## Work instructions
Without the pictures, set down the records below word for word.
****************
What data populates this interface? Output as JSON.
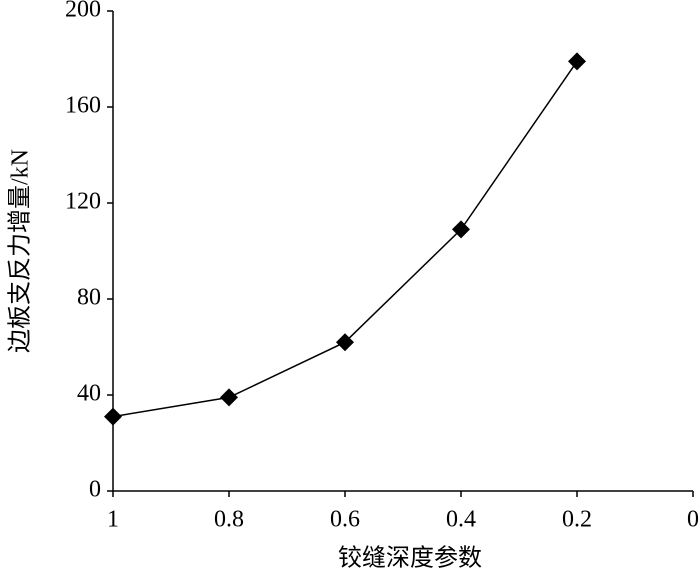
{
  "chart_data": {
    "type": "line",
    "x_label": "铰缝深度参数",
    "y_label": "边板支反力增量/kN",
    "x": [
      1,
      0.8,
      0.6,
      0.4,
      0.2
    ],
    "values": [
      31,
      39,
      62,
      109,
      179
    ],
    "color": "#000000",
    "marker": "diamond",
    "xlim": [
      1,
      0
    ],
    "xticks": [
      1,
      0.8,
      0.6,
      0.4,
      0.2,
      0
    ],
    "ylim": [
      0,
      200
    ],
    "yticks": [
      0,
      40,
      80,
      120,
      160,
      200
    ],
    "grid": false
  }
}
****************
## Problem solution
What data populates this interface? Output as JSON.
{
  "chart_data": {
    "type": "line",
    "x_label": "铰缝深度参数",
    "y_label": "边板支反力增量/kN",
    "x": [
      1,
      0.8,
      0.6,
      0.4,
      0.2
    ],
    "values": [
      31,
      39,
      62,
      109,
      179
    ],
    "color": "#000000",
    "marker": "diamond",
    "xlim": [
      1,
      0
    ],
    "xticks": [
      1,
      0.8,
      0.6,
      0.4,
      0.2,
      0
    ],
    "ylim": [
      0,
      200
    ],
    "yticks": [
      0,
      40,
      80,
      120,
      160,
      200
    ],
    "grid": false
  }
}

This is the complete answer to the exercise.